SET EXERCISE ->
Set down the full listing exactly as given. Any pictures are to be left out.

##### DATA EXCERPTS

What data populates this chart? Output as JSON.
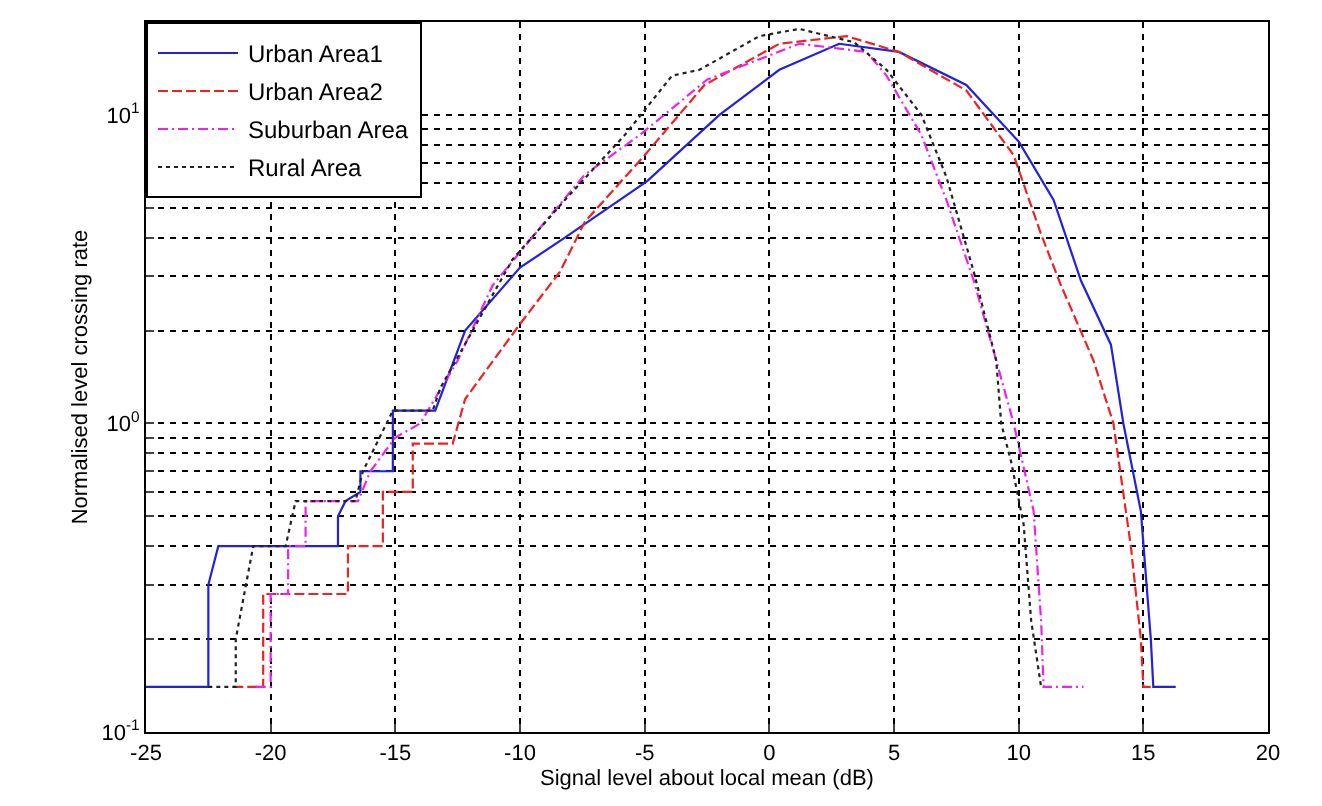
{
  "chart_data": {
    "type": "line",
    "xlabel": "Signal level about local mean (dB)",
    "ylabel": "Normalised level crossing rate",
    "log": "y",
    "grid": true,
    "legend": "top left",
    "xlim": [
      -25,
      20
    ],
    "xticks": [
      -25,
      -20,
      -15,
      -10,
      -5,
      0,
      5,
      10,
      15,
      20
    ],
    "ylim": [
      0.1,
      20
    ],
    "yticks": [
      {
        "value": 0.1,
        "label": "10$^{-1}$"
      },
      {
        "value": 0.2,
        "label": null
      },
      {
        "value": 0.3,
        "label": null
      },
      {
        "value": 0.4,
        "label": null
      },
      {
        "value": 0.5,
        "label": null
      },
      {
        "value": 0.6,
        "label": null
      },
      {
        "value": 0.7,
        "label": null
      },
      {
        "value": 0.8,
        "label": null
      },
      {
        "value": 0.9,
        "label": null
      },
      {
        "value": 1,
        "label": "10$^{0}$"
      },
      {
        "value": 2,
        "label": null
      },
      {
        "value": 3,
        "label": null
      },
      {
        "value": 4,
        "label": null
      },
      {
        "value": 5,
        "label": null
      },
      {
        "value": 6,
        "label": null
      },
      {
        "value": 7,
        "label": null
      },
      {
        "value": 8,
        "label": null
      },
      {
        "value": 9,
        "label": null
      },
      {
        "value": 10,
        "label": "10$^{1}$"
      }
    ],
    "series": [
      {
        "name": "Urban Area1",
        "color": "#2222dd",
        "line_style": "solid",
        "x": [
          -25,
          -22.5,
          -22.5,
          -22.1,
          -17.3,
          -17.3,
          -17.0,
          -16.4,
          -16.4,
          -15.1,
          -15.1,
          -13.4,
          -12.2,
          -10.0,
          -8.2,
          -4.9,
          -2.0,
          0.4,
          2.8,
          5.2,
          7.9,
          10.0,
          11.4,
          12.5,
          13.7,
          14.2,
          14.9,
          15.3,
          15.4,
          16.3
        ],
        "values": [
          0.14,
          0.14,
          0.3,
          0.4,
          0.4,
          0.5,
          0.56,
          0.6,
          0.7,
          0.7,
          1.1,
          1.1,
          2.0,
          3.2,
          4.0,
          6.1,
          10,
          14,
          17,
          16,
          12.5,
          8.2,
          5.3,
          2.9,
          1.8,
          1.0,
          0.52,
          0.2,
          0.14,
          0.14
        ]
      },
      {
        "name": "Urban Area2",
        "color": "#ee2222",
        "line_style": "dashed",
        "x": [
          -21.5,
          -20.3,
          -20.3,
          -16.9,
          -16.9,
          -15.5,
          -15.5,
          -14.3,
          -14.3,
          -12.7,
          -12.2,
          -10.0,
          -8.4,
          -7.4,
          -5.0,
          -2.6,
          0.4,
          3.1,
          5.2,
          7.9,
          9.8,
          10.9,
          11.7,
          13.0,
          13.8,
          14.5,
          14.9,
          15.0,
          15.3
        ],
        "values": [
          0.14,
          0.14,
          0.28,
          0.28,
          0.4,
          0.4,
          0.6,
          0.6,
          0.86,
          0.86,
          1.2,
          2.1,
          3.1,
          4.5,
          7.4,
          12.5,
          17,
          18,
          16,
          12,
          7.4,
          4.1,
          2.8,
          1.6,
          1.0,
          0.4,
          0.2,
          0.14,
          0.14
        ]
      },
      {
        "name": "Suburban Area",
        "color": "#ee22ee",
        "line_style": "dashdot",
        "x": [
          -20.6,
          -20.0,
          -20.0,
          -19.3,
          -19.3,
          -18.6,
          -18.6,
          -16.5,
          -16.0,
          -15.0,
          -14.0,
          -12.5,
          -11.1,
          -9.2,
          -7.4,
          -5.2,
          -2.5,
          1.2,
          3.9,
          4.7,
          6.1,
          7.1,
          8.2,
          9.1,
          9.8,
          10.6,
          10.9,
          11.0,
          12.6
        ],
        "values": [
          0.14,
          0.14,
          0.28,
          0.28,
          0.4,
          0.4,
          0.56,
          0.56,
          0.7,
          0.9,
          1.0,
          1.6,
          2.8,
          4.3,
          6.4,
          8.6,
          13,
          17,
          16,
          13.4,
          8.6,
          5.3,
          2.9,
          1.6,
          1.0,
          0.52,
          0.23,
          0.14,
          0.14
        ]
      },
      {
        "name": "Rural Area",
        "color": "#222222",
        "line_style": "dotted",
        "x": [
          -22.5,
          -21.4,
          -21.4,
          -20.7,
          -19.4,
          -19.0,
          -16.6,
          -16.3,
          -15.1,
          -13.5,
          -13.2,
          -10.3,
          -8.2,
          -5.8,
          -3.9,
          -2.8,
          -0.4,
          1.2,
          3.4,
          4.7,
          6.1,
          7.1,
          8.2,
          9.1,
          9.3,
          9.7,
          10.2,
          10.5,
          10.9
        ],
        "values": [
          0.14,
          0.14,
          0.2,
          0.4,
          0.4,
          0.56,
          0.56,
          0.7,
          1.1,
          1.1,
          1.3,
          3.4,
          5.3,
          8.6,
          13.4,
          14,
          18,
          19,
          17.2,
          14,
          10,
          6.3,
          3.1,
          1.6,
          1.0,
          0.75,
          0.47,
          0.23,
          0.14
        ]
      }
    ]
  }
}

##########

EXERCISE OUTPUT ->
What data populates this chart? Output as JSON.
{
  "chart_data": {
    "type": "line",
    "xlabel": "Signal level about local mean (dB)",
    "ylabel": "Normalised level crossing rate",
    "log": "y",
    "grid": true,
    "legend": "top left",
    "xlim": [
      -25,
      20
    ],
    "xticks": [
      -25,
      -20,
      -15,
      -10,
      -5,
      0,
      5,
      10,
      15,
      20
    ],
    "ylim": [
      0.1,
      20
    ],
    "yticks": [
      {
        "value": 0.1,
        "label": "10$^{-1}$"
      },
      {
        "value": 0.2,
        "label": null
      },
      {
        "value": 0.3,
        "label": null
      },
      {
        "value": 0.4,
        "label": null
      },
      {
        "value": 0.5,
        "label": null
      },
      {
        "value": 0.6,
        "label": null
      },
      {
        "value": 0.7,
        "label": null
      },
      {
        "value": 0.8,
        "label": null
      },
      {
        "value": 0.9,
        "label": null
      },
      {
        "value": 1,
        "label": "10$^{0}$"
      },
      {
        "value": 2,
        "label": null
      },
      {
        "value": 3,
        "label": null
      },
      {
        "value": 4,
        "label": null
      },
      {
        "value": 5,
        "label": null
      },
      {
        "value": 6,
        "label": null
      },
      {
        "value": 7,
        "label": null
      },
      {
        "value": 8,
        "label": null
      },
      {
        "value": 9,
        "label": null
      },
      {
        "value": 10,
        "label": "10$^{1}$"
      }
    ],
    "series": [
      {
        "name": "Urban Area1",
        "color": "#2222dd",
        "line_style": "solid",
        "x": [
          -25,
          -22.5,
          -22.5,
          -22.1,
          -17.3,
          -17.3,
          -17.0,
          -16.4,
          -16.4,
          -15.1,
          -15.1,
          -13.4,
          -12.2,
          -10.0,
          -8.2,
          -4.9,
          -2.0,
          0.4,
          2.8,
          5.2,
          7.9,
          10.0,
          11.4,
          12.5,
          13.7,
          14.2,
          14.9,
          15.3,
          15.4,
          16.3
        ],
        "values": [
          0.14,
          0.14,
          0.3,
          0.4,
          0.4,
          0.5,
          0.56,
          0.6,
          0.7,
          0.7,
          1.1,
          1.1,
          2.0,
          3.2,
          4.0,
          6.1,
          10,
          14,
          17,
          16,
          12.5,
          8.2,
          5.3,
          2.9,
          1.8,
          1.0,
          0.52,
          0.2,
          0.14,
          0.14
        ]
      },
      {
        "name": "Urban Area2",
        "color": "#ee2222",
        "line_style": "dashed",
        "x": [
          -21.5,
          -20.3,
          -20.3,
          -16.9,
          -16.9,
          -15.5,
          -15.5,
          -14.3,
          -14.3,
          -12.7,
          -12.2,
          -10.0,
          -8.4,
          -7.4,
          -5.0,
          -2.6,
          0.4,
          3.1,
          5.2,
          7.9,
          9.8,
          10.9,
          11.7,
          13.0,
          13.8,
          14.5,
          14.9,
          15.0,
          15.3
        ],
        "values": [
          0.14,
          0.14,
          0.28,
          0.28,
          0.4,
          0.4,
          0.6,
          0.6,
          0.86,
          0.86,
          1.2,
          2.1,
          3.1,
          4.5,
          7.4,
          12.5,
          17,
          18,
          16,
          12,
          7.4,
          4.1,
          2.8,
          1.6,
          1.0,
          0.4,
          0.2,
          0.14,
          0.14
        ]
      },
      {
        "name": "Suburban Area",
        "color": "#ee22ee",
        "line_style": "dashdot",
        "x": [
          -20.6,
          -20.0,
          -20.0,
          -19.3,
          -19.3,
          -18.6,
          -18.6,
          -16.5,
          -16.0,
          -15.0,
          -14.0,
          -12.5,
          -11.1,
          -9.2,
          -7.4,
          -5.2,
          -2.5,
          1.2,
          3.9,
          4.7,
          6.1,
          7.1,
          8.2,
          9.1,
          9.8,
          10.6,
          10.9,
          11.0,
          12.6
        ],
        "values": [
          0.14,
          0.14,
          0.28,
          0.28,
          0.4,
          0.4,
          0.56,
          0.56,
          0.7,
          0.9,
          1.0,
          1.6,
          2.8,
          4.3,
          6.4,
          8.6,
          13,
          17,
          16,
          13.4,
          8.6,
          5.3,
          2.9,
          1.6,
          1.0,
          0.52,
          0.23,
          0.14,
          0.14
        ]
      },
      {
        "name": "Rural Area",
        "color": "#222222",
        "line_style": "dotted",
        "x": [
          -22.5,
          -21.4,
          -21.4,
          -20.7,
          -19.4,
          -19.0,
          -16.6,
          -16.3,
          -15.1,
          -13.5,
          -13.2,
          -10.3,
          -8.2,
          -5.8,
          -3.9,
          -2.8,
          -0.4,
          1.2,
          3.4,
          4.7,
          6.1,
          7.1,
          8.2,
          9.1,
          9.3,
          9.7,
          10.2,
          10.5,
          10.9
        ],
        "values": [
          0.14,
          0.14,
          0.2,
          0.4,
          0.4,
          0.56,
          0.56,
          0.7,
          1.1,
          1.1,
          1.3,
          3.4,
          5.3,
          8.6,
          13.4,
          14,
          18,
          19,
          17.2,
          14,
          10,
          6.3,
          3.1,
          1.6,
          1.0,
          0.75,
          0.47,
          0.23,
          0.14
        ]
      }
    ]
  }
}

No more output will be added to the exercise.